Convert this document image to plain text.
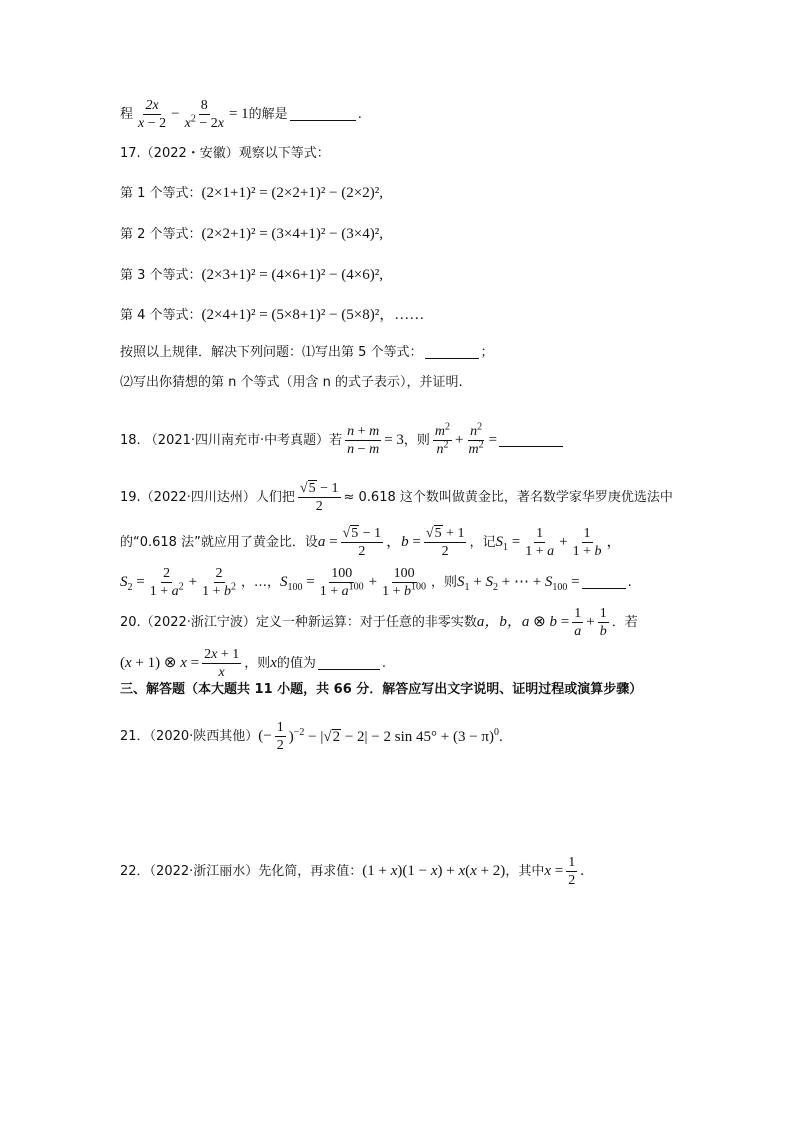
程 $\frac{2x}{x - 2} - \frac{8}{x^2 - 2x} = 1$ 的解是	.
17.（2022・安徽）观察以下等式：
第 1 个等式： (2×1+1)² = (2×2+1)² − (2×2)²,
第 2 个等式： (2×2+1)² = (3×4+1)² − (3×4)²,
第 3 个等式： (2×3+1)² = (4×6+1)² − (4×6)²,
第 4 个等式： (2×4+1)² = (5×8+1)² − (5×8)²，……
按照以上规律．解决下列问题：⑴写出第 5 个等式：	；
⑵写出你猜想的第 n 个等式（用含 n 的式子表示），并证明.
18. （2021·四川南充市·中考真题）若 $\frac{n + m}{n - m} = 3$ ，则 $\frac{m^2}{n^2} + \frac{n^2}{m^2}$ =
19.（2022·四川达州）人们把 $\frac{√5 - 1}{2} \approx 0.618$ 这个数叫做黄金比，著名数学家华罗庚优选法中
的“0.618 法”就应用了黄金比．设 $a = \frac{√5 - 1}{2}$ ，$b = \frac{√5 + 1}{2}$ ，记 $S_1 = \frac{1}{1 + a} + \frac{1}{1 + b}$ ，
$S_2 = \frac{2}{1 + a^2} + \frac{2}{1 + b^2}$ ，…， $S_{100} = \frac{100}{1 + a^{100}} + \frac{100}{1 + b^{100}}$ ，则 $S_1 + S_2$ + ⋯ + $S_{100}$ =	.
20.（2022·浙江宁波）定义一种新运算：对于任意的非零实数 a，b， a ⊗ $b = \frac{1}{a} + \frac{1}{b}$ ．若
(x + 1) ⊗ $x = \frac{2x + 1}{x}$ ，则 x 的值为	.
三、解答题（本大题共 11 小题，共 66 分．解答应写出文字说明、证明过程或演算步骤）
21．（2020·陕西其他） (− $\frac{1}{2} )^{-2} - |√2 - 2| - 2$ $\sin 45^\circ + (3 - \pi)^0$.
22．（2022·浙江丽水）先化简，再求值： (1 + x)(1 − x) + x(x + 2) ，其中 $x = \frac{1}{2}$ .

☆ ☆ ☆ ☆ ☆

Aim | Quote each record exactly as it stands, minus the pictures.

Solution |
Convert this document image to plain text.
程 $\frac{2x}{x - 2} - \frac{8}{x^2 - 2x} = 1$ 的解是	.
17.（2022・安徽）观察以下等式：
第 1 个等式： (2×1+1)² = (2×2+1)² − (2×2)²,
第 2 个等式： (2×2+1)² = (3×4+1)² − (3×4)²,
第 3 个等式： (2×3+1)² = (4×6+1)² − (4×6)²,
第 4 个等式： (2×4+1)² = (5×8+1)² − (5×8)²，……
按照以上规律．解决下列问题：⑴写出第 5 个等式：	；
⑵写出你猜想的第 n 个等式（用含 n 的式子表示），并证明.
18. （2021·四川南充市·中考真题）若 $\frac{n + m}{n - m} = 3$ ，则 $\frac{m^2}{n^2} + \frac{n^2}{m^2}$ =
19.（2022·四川达州）人们把 $\frac{√5 - 1}{2} \approx 0.618$ 这个数叫做黄金比，著名数学家华罗庚优选法中
的“0.618 法”就应用了黄金比．设 $a = \frac{√5 - 1}{2}$ ，$b = \frac{√5 + 1}{2}$ ，记 $S_1 = \frac{1}{1 + a} + \frac{1}{1 + b}$ ，
$S_2 = \frac{2}{1 + a^2} + \frac{2}{1 + b^2}$ ，…， $S_{100} = \frac{100}{1 + a^{100}} + \frac{100}{1 + b^{100}}$ ，则 $S_1 + S_2$ + ⋯ + $S_{100}$ =	.
20.（2022·浙江宁波）定义一种新运算：对于任意的非零实数 a，b， a ⊗ $b = \frac{1}{a} + \frac{1}{b}$ ．若
(x + 1) ⊗ $x = \frac{2x + 1}{x}$ ，则 x 的值为	.
三、解答题（本大题共 11 小题，共 66 分．解答应写出文字说明、证明过程或演算步骤）
21．（2020·陕西其他） (− $\frac{1}{2} )^{-2} - |√2 - 2| - 2$ $\sin 45^\circ + (3 - \pi)^0$.
22．（2022·浙江丽水）先化简，再求值： (1 + x)(1 − x) + x(x + 2) ，其中 $x = \frac{1}{2}$ .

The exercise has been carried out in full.